>>>
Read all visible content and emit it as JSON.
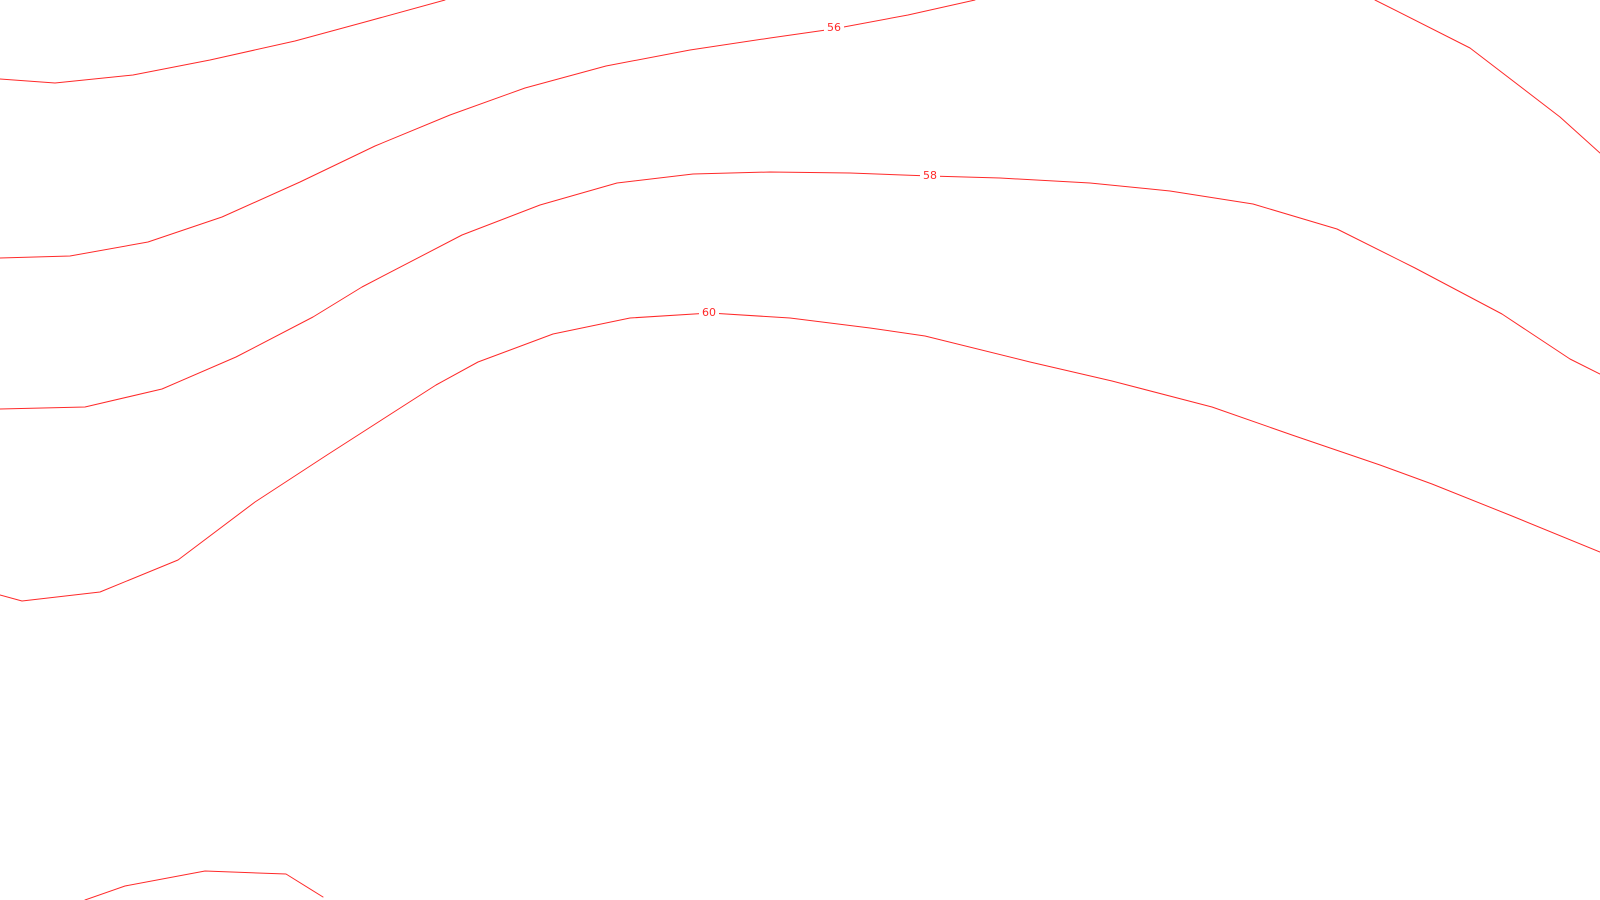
{
  "map": {
    "line_color": "#ff2a2a",
    "label_color": "#ff2a2a",
    "background": "#ffffff",
    "contours": [
      {
        "id": "contour-upper-left",
        "value": null,
        "label": ""
      },
      {
        "id": "contour-56",
        "value": 56,
        "label": "56"
      },
      {
        "id": "contour-58",
        "value": 58,
        "label": "58"
      },
      {
        "id": "contour-60",
        "value": 60,
        "label": "60"
      },
      {
        "id": "contour-upper-right",
        "value": null,
        "label": ""
      },
      {
        "id": "contour-bottom-left",
        "value": null,
        "label": ""
      }
    ]
  }
}
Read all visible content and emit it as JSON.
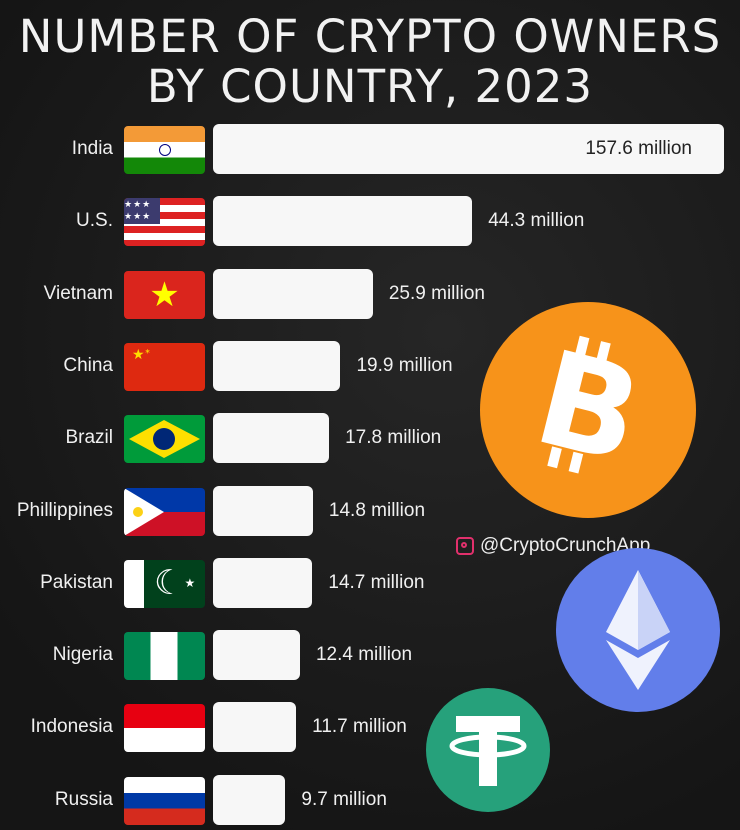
{
  "chart_data": {
    "type": "bar",
    "orientation": "horizontal",
    "title": "NUMBER OF CRYPTO OWNERS BY COUNTRY, 2023",
    "categories": [
      "India",
      "U.S.",
      "Vietnam",
      "China",
      "Brazil",
      "Phillippines",
      "Pakistan",
      "Nigeria",
      "Indonesia",
      "Russia"
    ],
    "values": [
      157.6,
      44.3,
      25.9,
      19.9,
      17.8,
      14.8,
      14.7,
      12.4,
      11.7,
      9.7
    ],
    "unit": "million",
    "data_labels": [
      "157.6 million",
      "44.3 million",
      "25.9 million",
      "19.9 million",
      "17.8 million",
      "14.8 million",
      "14.7 million",
      "12.4 million",
      "11.7 million",
      "9.7 million"
    ],
    "bar_color": "#f7f7f7",
    "grid": false
  },
  "handle": "@CryptoCrunchApp",
  "icons": [
    "bitcoin-logo",
    "ethereum-logo",
    "tether-logo",
    "instagram-icon",
    "country-flags"
  ],
  "colors": {
    "background": "#1c1c1c",
    "bitcoin": "#f7931a",
    "ethereum": "#627eea",
    "tether": "#26a17b"
  }
}
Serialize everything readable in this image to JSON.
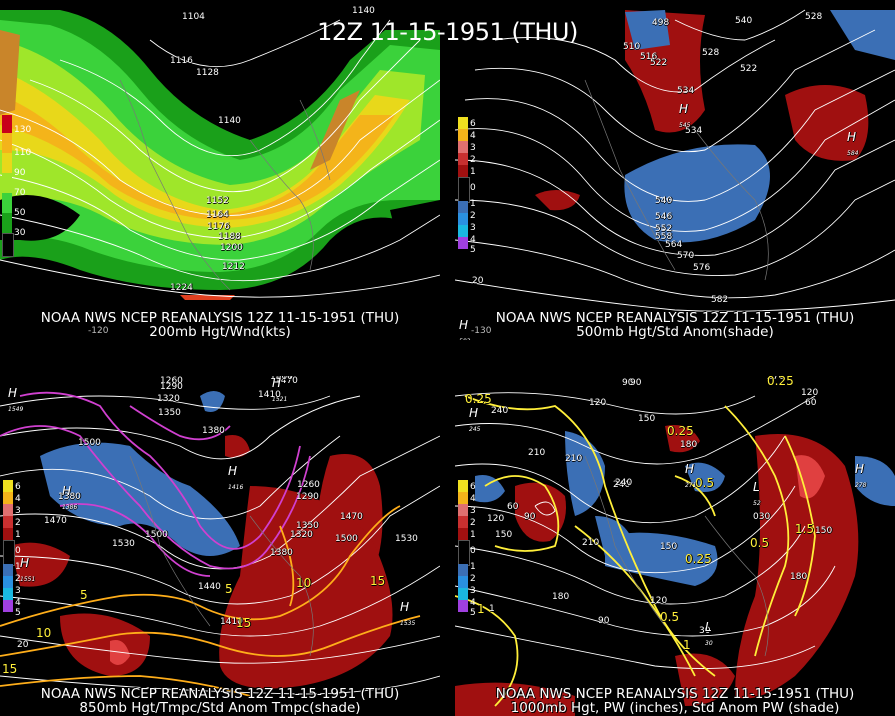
<<<
PROBLEM STATEMENT -
Transcribe the whole listing exactly. Pictures are excluded.

SOLUTION TO THE EXERCISE -
Read all visible content and emit it as JSON.
{
  "map": {
    "line_color": "#ff2a2a",
    "label_color": "#ff2a2a",
    "background": "#ffffff",
    "contours": [
      {
        "id": "contour-upper-left",
        "value": null,
        "label": ""
      },
      {
        "id": "contour-56",
        "value": 56,
        "label": "56"
      },
      {
        "id": "contour-58",
        "value": 58,
        "label": "58"
      },
      {
        "id": "contour-60",
        "value": 60,
        "label": "60"
      },
      {
        "id": "contour-upper-right",
        "value": null,
        "label": ""
      },
      {
        "id": "contour-bottom-left",
        "value": null,
        "label": ""
      }
    ]
  }
}
Read all visible content and emit it as JSON.
{
  "chart_data": {
    "type": "bar",
    "orientation": "horizontal",
    "title": "NUMBER OF CRYPTO OWNERS BY COUNTRY, 2023",
    "categories": [
      "India",
      "U.S.",
      "Vietnam",
      "China",
      "Brazil",
      "Phillippines",
      "Pakistan",
      "Nigeria",
      "Indonesia",
      "Russia"
    ],
    "values": [
      157.6,
      44.3,
      25.9,
      19.9,
      17.8,
      14.8,
      14.7,
      12.4,
      11.7,
      9.7
    ],
    "unit": "million",
    "data_labels": [
      "157.6 million",
      "44.3 million",
      "25.9 million",
      "19.9 million",
      "17.8 million",
      "14.8 million",
      "14.7 million",
      "12.4 million",
      "11.7 million",
      "9.7 million"
    ],
    "bar_color": "#f7f7f7",
    "grid": false
  },
  "handle": "@CryptoCrunchApp",
  "icons": [
    "bitcoin-logo",
    "ethereum-logo",
    "tether-logo",
    "instagram-icon",
    "country-flags"
  ],
  "colors": {
    "background": "#1c1c1c",
    "bitcoin": "#f7931a",
    "ethereum": "#627eea",
    "tether": "#26a17b"
  }
}
Serialize everything readable in this image to JSON.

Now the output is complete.